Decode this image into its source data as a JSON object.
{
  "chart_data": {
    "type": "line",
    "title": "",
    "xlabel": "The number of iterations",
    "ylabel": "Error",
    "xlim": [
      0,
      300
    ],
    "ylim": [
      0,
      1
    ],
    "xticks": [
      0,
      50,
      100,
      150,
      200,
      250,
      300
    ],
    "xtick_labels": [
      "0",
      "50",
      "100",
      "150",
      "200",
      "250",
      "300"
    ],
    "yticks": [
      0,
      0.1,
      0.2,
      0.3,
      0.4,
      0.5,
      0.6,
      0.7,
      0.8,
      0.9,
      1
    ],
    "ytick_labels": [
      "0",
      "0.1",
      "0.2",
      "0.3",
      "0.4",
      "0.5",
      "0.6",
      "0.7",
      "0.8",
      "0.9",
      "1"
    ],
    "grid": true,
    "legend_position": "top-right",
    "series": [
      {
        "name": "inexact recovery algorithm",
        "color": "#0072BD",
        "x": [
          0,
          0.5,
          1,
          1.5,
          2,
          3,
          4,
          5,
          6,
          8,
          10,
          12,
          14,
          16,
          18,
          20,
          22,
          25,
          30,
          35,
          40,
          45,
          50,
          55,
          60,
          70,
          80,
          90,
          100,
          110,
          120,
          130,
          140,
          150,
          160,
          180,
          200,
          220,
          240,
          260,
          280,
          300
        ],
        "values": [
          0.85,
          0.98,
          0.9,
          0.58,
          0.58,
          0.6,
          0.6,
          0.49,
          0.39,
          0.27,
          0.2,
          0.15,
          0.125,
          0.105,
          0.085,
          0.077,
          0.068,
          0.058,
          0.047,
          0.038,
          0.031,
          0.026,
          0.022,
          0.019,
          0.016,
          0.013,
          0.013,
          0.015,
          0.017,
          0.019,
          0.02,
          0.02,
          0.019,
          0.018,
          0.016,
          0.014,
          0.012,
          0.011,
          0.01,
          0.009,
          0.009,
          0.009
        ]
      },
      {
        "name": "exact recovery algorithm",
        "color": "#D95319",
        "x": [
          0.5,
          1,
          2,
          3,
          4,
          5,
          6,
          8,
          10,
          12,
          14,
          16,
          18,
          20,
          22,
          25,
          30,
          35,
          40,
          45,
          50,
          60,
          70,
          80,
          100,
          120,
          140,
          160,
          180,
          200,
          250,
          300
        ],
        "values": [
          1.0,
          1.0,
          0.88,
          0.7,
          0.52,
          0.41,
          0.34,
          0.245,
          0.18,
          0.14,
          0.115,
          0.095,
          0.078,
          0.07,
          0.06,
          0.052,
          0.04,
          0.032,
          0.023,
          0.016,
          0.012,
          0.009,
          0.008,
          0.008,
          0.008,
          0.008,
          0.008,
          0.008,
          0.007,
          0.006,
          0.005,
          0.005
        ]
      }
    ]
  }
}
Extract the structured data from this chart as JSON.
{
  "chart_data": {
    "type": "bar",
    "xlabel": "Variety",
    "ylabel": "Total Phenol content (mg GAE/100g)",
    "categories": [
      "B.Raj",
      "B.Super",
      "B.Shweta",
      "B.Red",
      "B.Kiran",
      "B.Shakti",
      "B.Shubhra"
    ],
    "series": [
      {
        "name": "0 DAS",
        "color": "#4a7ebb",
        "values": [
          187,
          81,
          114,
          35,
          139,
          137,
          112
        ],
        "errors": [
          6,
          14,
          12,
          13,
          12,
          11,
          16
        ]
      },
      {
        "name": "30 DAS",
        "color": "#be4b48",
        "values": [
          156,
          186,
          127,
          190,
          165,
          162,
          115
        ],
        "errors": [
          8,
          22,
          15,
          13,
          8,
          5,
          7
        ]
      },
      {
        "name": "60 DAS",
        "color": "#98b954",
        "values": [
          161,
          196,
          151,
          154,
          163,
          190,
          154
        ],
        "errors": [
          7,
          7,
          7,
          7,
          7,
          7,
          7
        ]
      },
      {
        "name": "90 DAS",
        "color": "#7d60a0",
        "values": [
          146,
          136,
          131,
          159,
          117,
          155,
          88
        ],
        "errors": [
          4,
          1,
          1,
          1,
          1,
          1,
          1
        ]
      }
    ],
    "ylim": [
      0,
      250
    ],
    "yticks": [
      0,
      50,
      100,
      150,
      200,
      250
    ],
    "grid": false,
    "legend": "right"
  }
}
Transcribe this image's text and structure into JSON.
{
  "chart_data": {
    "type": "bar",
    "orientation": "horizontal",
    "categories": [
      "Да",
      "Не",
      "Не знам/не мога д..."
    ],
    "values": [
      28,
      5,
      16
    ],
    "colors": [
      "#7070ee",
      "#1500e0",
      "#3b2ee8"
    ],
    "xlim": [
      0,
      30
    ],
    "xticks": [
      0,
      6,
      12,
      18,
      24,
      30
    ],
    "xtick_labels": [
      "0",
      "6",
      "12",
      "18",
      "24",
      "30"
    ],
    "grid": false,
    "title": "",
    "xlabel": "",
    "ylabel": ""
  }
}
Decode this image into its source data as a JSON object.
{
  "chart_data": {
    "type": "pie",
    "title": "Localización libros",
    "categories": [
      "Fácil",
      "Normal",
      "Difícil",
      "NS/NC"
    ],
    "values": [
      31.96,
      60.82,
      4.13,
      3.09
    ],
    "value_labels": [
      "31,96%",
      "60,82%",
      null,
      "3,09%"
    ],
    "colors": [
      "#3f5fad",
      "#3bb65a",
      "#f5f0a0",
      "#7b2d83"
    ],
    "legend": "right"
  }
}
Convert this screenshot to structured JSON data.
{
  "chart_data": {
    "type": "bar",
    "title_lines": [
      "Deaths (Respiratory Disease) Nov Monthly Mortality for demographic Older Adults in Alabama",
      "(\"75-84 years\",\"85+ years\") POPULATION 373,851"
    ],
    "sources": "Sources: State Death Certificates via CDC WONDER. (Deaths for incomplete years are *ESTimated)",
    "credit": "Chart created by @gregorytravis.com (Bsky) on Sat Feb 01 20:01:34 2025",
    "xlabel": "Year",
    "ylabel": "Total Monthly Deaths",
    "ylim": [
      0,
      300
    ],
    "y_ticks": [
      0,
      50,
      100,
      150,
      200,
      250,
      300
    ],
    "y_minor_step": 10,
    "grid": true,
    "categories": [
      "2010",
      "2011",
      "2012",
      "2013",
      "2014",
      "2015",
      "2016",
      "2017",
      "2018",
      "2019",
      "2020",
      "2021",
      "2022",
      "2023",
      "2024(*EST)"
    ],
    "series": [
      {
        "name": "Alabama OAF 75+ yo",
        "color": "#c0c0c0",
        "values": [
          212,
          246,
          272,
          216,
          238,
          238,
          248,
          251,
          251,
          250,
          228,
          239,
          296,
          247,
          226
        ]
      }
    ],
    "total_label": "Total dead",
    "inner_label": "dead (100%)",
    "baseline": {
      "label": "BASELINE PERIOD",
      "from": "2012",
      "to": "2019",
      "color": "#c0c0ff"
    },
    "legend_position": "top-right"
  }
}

======

# DIRECTION
Retype every record above exactly as written.

# THE RESULT
Decode this image into its source data as a JSON object.
{
  "chart_data": {
    "type": "line",
    "title": "",
    "xlabel": "The number of iterations",
    "ylabel": "Error",
    "xlim": [
      0,
      300
    ],
    "ylim": [
      0,
      1
    ],
    "xticks": [
      0,
      50,
      100,
      150,
      200,
      250,
      300
    ],
    "xtick_labels": [
      "0",
      "50",
      "100",
      "150",
      "200",
      "250",
      "300"
    ],
    "yticks": [
      0,
      0.1,
      0.2,
      0.3,
      0.4,
      0.5,
      0.6,
      0.7,
      0.8,
      0.9,
      1
    ],
    "ytick_labels": [
      "0",
      "0.1",
      "0.2",
      "0.3",
      "0.4",
      "0.5",
      "0.6",
      "0.7",
      "0.8",
      "0.9",
      "1"
    ],
    "grid": true,
    "legend_position": "top-right",
    "series": [
      {
        "name": "inexact recovery algorithm",
        "color": "#0072BD",
        "x": [
          0,
          0.5,
          1,
          1.5,
          2,
          3,
          4,
          5,
          6,
          8,
          10,
          12,
          14,
          16,
          18,
          20,
          22,
          25,
          30,
          35,
          40,
          45,
          50,
          55,
          60,
          70,
          80,
          90,
          100,
          110,
          120,
          130,
          140,
          150,
          160,
          180,
          200,
          220,
          240,
          260,
          280,
          300
        ],
        "values": [
          0.85,
          0.98,
          0.9,
          0.58,
          0.58,
          0.6,
          0.6,
          0.49,
          0.39,
          0.27,
          0.2,
          0.15,
          0.125,
          0.105,
          0.085,
          0.077,
          0.068,
          0.058,
          0.047,
          0.038,
          0.031,
          0.026,
          0.022,
          0.019,
          0.016,
          0.013,
          0.013,
          0.015,
          0.017,
          0.019,
          0.02,
          0.02,
          0.019,
          0.018,
          0.016,
          0.014,
          0.012,
          0.011,
          0.01,
          0.009,
          0.009,
          0.009
        ]
      },
      {
        "name": "exact recovery algorithm",
        "color": "#D95319",
        "x": [
          0.5,
          1,
          2,
          3,
          4,
          5,
          6,
          8,
          10,
          12,
          14,
          16,
          18,
          20,
          22,
          25,
          30,
          35,
          40,
          45,
          50,
          60,
          70,
          80,
          100,
          120,
          140,
          160,
          180,
          200,
          250,
          300
        ],
        "values": [
          1.0,
          1.0,
          0.88,
          0.7,
          0.52,
          0.41,
          0.34,
          0.245,
          0.18,
          0.14,
          0.115,
          0.095,
          0.078,
          0.07,
          0.06,
          0.052,
          0.04,
          0.032,
          0.023,
          0.016,
          0.012,
          0.009,
          0.008,
          0.008,
          0.008,
          0.008,
          0.008,
          0.008,
          0.007,
          0.006,
          0.005,
          0.005
        ]
      }
    ]
  }
}
Extract the structured data from this chart as JSON.
{
  "chart_data": {
    "type": "bar",
    "xlabel": "Variety",
    "ylabel": "Total Phenol content (mg GAE/100g)",
    "categories": [
      "B.Raj",
      "B.Super",
      "B.Shweta",
      "B.Red",
      "B.Kiran",
      "B.Shakti",
      "B.Shubhra"
    ],
    "series": [
      {
        "name": "0 DAS",
        "color": "#4a7ebb",
        "values": [
          187,
          81,
          114,
          35,
          139,
          137,
          112
        ],
        "errors": [
          6,
          14,
          12,
          13,
          12,
          11,
          16
        ]
      },
      {
        "name": "30 DAS",
        "color": "#be4b48",
        "values": [
          156,
          186,
          127,
          190,
          165,
          162,
          115
        ],
        "errors": [
          8,
          22,
          15,
          13,
          8,
          5,
          7
        ]
      },
      {
        "name": "60 DAS",
        "color": "#98b954",
        "values": [
          161,
          196,
          151,
          154,
          163,
          190,
          154
        ],
        "errors": [
          7,
          7,
          7,
          7,
          7,
          7,
          7
        ]
      },
      {
        "name": "90 DAS",
        "color": "#7d60a0",
        "values": [
          146,
          136,
          131,
          159,
          117,
          155,
          88
        ],
        "errors": [
          4,
          1,
          1,
          1,
          1,
          1,
          1
        ]
      }
    ],
    "ylim": [
      0,
      250
    ],
    "yticks": [
      0,
      50,
      100,
      150,
      200,
      250
    ],
    "grid": false,
    "legend": "right"
  }
}
Transcribe this image's text and structure into JSON.
{
  "chart_data": {
    "type": "bar",
    "orientation": "horizontal",
    "categories": [
      "Да",
      "Не",
      "Не знам/не мога д..."
    ],
    "values": [
      28,
      5,
      16
    ],
    "colors": [
      "#7070ee",
      "#1500e0",
      "#3b2ee8"
    ],
    "xlim": [
      0,
      30
    ],
    "xticks": [
      0,
      6,
      12,
      18,
      24,
      30
    ],
    "xtick_labels": [
      "0",
      "6",
      "12",
      "18",
      "24",
      "30"
    ],
    "grid": false,
    "title": "",
    "xlabel": "",
    "ylabel": ""
  }
}
Decode this image into its source data as a JSON object.
{
  "chart_data": {
    "type": "pie",
    "title": "Localización libros",
    "categories": [
      "Fácil",
      "Normal",
      "Difícil",
      "NS/NC"
    ],
    "values": [
      31.96,
      60.82,
      4.13,
      3.09
    ],
    "value_labels": [
      "31,96%",
      "60,82%",
      null,
      "3,09%"
    ],
    "colors": [
      "#3f5fad",
      "#3bb65a",
      "#f5f0a0",
      "#7b2d83"
    ],
    "legend": "right"
  }
}
Convert this screenshot to structured JSON data.
{
  "chart_data": {
    "type": "bar",
    "title_lines": [
      "Deaths (Respiratory Disease) Nov Monthly Mortality for demographic Older Adults in Alabama",
      "(\"75-84 years\",\"85+ years\") POPULATION 373,851"
    ],
    "sources": "Sources: State Death Certificates via CDC WONDER. (Deaths for incomplete years are *ESTimated)",
    "credit": "Chart created by @gregorytravis.com (Bsky) on Sat Feb 01 20:01:34 2025",
    "xlabel": "Year",
    "ylabel": "Total Monthly Deaths",
    "ylim": [
      0,
      300
    ],
    "y_ticks": [
      0,
      50,
      100,
      150,
      200,
      250,
      300
    ],
    "y_minor_step": 10,
    "grid": true,
    "categories": [
      "2010",
      "2011",
      "2012",
      "2013",
      "2014",
      "2015",
      "2016",
      "2017",
      "2018",
      "2019",
      "2020",
      "2021",
      "2022",
      "2023",
      "2024(*EST)"
    ],
    "series": [
      {
        "name": "Alabama OAF 75+ yo",
        "color": "#c0c0c0",
        "values": [
          212,
          246,
          272,
          216,
          238,
          238,
          248,
          251,
          251,
          250,
          228,
          239,
          296,
          247,
          226
        ]
      }
    ],
    "total_label": "Total dead",
    "inner_label": "dead (100%)",
    "baseline": {
      "label": "BASELINE PERIOD",
      "from": "2012",
      "to": "2019",
      "color": "#c0c0ff"
    },
    "legend_position": "top-right"
  }
}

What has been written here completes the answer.